** start Records **

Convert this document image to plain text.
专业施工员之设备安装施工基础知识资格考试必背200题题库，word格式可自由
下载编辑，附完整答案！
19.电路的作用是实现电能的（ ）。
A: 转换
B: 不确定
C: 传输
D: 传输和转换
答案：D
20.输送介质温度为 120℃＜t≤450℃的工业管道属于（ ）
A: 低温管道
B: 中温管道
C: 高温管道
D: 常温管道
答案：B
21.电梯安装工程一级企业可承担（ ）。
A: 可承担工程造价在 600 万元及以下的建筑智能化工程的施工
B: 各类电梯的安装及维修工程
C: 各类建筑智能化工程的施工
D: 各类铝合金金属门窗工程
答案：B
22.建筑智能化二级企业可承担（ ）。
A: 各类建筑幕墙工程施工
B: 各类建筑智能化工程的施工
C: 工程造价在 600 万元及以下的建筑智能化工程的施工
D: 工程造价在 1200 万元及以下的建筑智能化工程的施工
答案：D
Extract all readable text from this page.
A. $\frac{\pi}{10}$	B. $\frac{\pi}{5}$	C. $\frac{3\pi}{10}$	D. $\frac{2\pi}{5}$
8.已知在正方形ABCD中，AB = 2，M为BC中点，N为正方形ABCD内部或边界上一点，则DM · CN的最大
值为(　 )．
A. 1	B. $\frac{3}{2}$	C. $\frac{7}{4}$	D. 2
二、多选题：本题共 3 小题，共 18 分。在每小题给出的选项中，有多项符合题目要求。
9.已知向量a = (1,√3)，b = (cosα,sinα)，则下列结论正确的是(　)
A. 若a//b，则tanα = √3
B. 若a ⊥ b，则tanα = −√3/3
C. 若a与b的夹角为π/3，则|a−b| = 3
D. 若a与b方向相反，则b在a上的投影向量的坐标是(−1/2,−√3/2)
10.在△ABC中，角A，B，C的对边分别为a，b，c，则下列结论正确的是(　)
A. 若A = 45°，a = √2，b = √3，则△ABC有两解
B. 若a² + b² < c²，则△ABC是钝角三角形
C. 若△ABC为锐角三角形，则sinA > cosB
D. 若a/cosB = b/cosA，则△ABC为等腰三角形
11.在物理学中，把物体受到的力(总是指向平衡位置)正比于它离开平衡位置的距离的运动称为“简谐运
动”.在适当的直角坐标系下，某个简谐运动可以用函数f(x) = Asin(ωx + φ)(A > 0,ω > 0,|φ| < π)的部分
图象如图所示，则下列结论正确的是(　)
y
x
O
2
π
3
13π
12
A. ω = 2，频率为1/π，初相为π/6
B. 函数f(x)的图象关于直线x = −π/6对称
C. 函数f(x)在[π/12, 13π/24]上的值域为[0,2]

** end Records **

Go through the records above and retype each one exactly.

__Solution__
Convert this document image to plain text.
专业施工员之设备安装施工基础知识资格考试必背200题题库，word格式可自由
下载编辑，附完整答案！
19.电路的作用是实现电能的（ ）。
A: 转换
B: 不确定
C: 传输
D: 传输和转换
答案：D
20.输送介质温度为 120℃＜t≤450℃的工业管道属于（ ）
A: 低温管道
B: 中温管道
C: 高温管道
D: 常温管道
答案：B
21.电梯安装工程一级企业可承担（ ）。
A: 可承担工程造价在 600 万元及以下的建筑智能化工程的施工
B: 各类电梯的安装及维修工程
C: 各类建筑智能化工程的施工
D: 各类铝合金金属门窗工程
答案：B
22.建筑智能化二级企业可承担（ ）。
A: 各类建筑幕墙工程施工
B: 各类建筑智能化工程的施工
C: 工程造价在 600 万元及以下的建筑智能化工程的施工
D: 工程造价在 1200 万元及以下的建筑智能化工程的施工
答案：D
Extract all readable text from this page.
A. $\frac{\pi}{10}$	B. $\frac{\pi}{5}$	C. $\frac{3\pi}{10}$	D. $\frac{2\pi}{5}$
8.已知在正方形ABCD中，AB = 2，M为BC中点，N为正方形ABCD内部或边界上一点，则DM · CN的最大
值为(　 )．
A. 1	B. $\frac{3}{2}$	C. $\frac{7}{4}$	D. 2
二、多选题：本题共 3 小题，共 18 分。在每小题给出的选项中，有多项符合题目要求。
9.已知向量a = (1,√3)，b = (cosα,sinα)，则下列结论正确的是(　)
A. 若a//b，则tanα = √3
B. 若a ⊥ b，则tanα = −√3/3
C. 若a与b的夹角为π/3，则|a−b| = 3
D. 若a与b方向相反，则b在a上的投影向量的坐标是(−1/2,−√3/2)
10.在△ABC中，角A，B，C的对边分别为a，b，c，则下列结论正确的是(　)
A. 若A = 45°，a = √2，b = √3，则△ABC有两解
B. 若a² + b² < c²，则△ABC是钝角三角形
C. 若△ABC为锐角三角形，则sinA > cosB
D. 若a/cosB = b/cosA，则△ABC为等腰三角形
11.在物理学中，把物体受到的力(总是指向平衡位置)正比于它离开平衡位置的距离的运动称为“简谐运
动”.在适当的直角坐标系下，某个简谐运动可以用函数f(x) = Asin(ωx + φ)(A > 0,ω > 0,|φ| < π)的部分
图象如图所示，则下列结论正确的是(　)
y
x
O
2
π
3
13π
12
A. ω = 2，频率为1/π，初相为π/6
B. 函数f(x)的图象关于直线x = −π/6对称
C. 函数f(x)在[π/12, 13π/24]上的值域为[0,2]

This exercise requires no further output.